■ **Job**:
Restate the entries below word for word, omitting nothing.

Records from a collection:

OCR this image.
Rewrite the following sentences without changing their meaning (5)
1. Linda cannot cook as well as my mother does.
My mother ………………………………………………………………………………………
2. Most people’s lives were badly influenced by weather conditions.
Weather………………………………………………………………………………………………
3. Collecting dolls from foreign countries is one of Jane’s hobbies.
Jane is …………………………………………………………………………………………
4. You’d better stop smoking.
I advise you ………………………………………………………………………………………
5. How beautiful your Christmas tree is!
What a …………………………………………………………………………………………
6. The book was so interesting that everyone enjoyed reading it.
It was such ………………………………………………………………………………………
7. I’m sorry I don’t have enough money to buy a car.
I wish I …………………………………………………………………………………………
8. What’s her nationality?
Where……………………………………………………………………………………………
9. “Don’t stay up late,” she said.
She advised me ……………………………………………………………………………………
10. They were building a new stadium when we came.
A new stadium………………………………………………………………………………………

■ **Output of the task**:
OCR this image.
Rewrite the following sentences without changing their meaning (5)
1. Linda cannot cook as well as my mother does.
My mother ………………………………………………………………………………………
2. Most people’s lives were badly influenced by weather conditions.
Weather………………………………………………………………………………………………
3. Collecting dolls from foreign countries is one of Jane’s hobbies.
Jane is …………………………………………………………………………………………
4. You’d better stop smoking.
I advise you ………………………………………………………………………………………
5. How beautiful your Christmas tree is!
What a …………………………………………………………………………………………
6. The book was so interesting that everyone enjoyed reading it.
It was such ………………………………………………………………………………………
7. I’m sorry I don’t have enough money to buy a car.
I wish I …………………………………………………………………………………………
8. What’s her nationality?
Where……………………………………………………………………………………………
9. “Don’t stay up late,” she said.
She advised me ……………………………………………………………………………………
10. They were building a new stadium when we came.
A new stadium………………………………………………………………………………………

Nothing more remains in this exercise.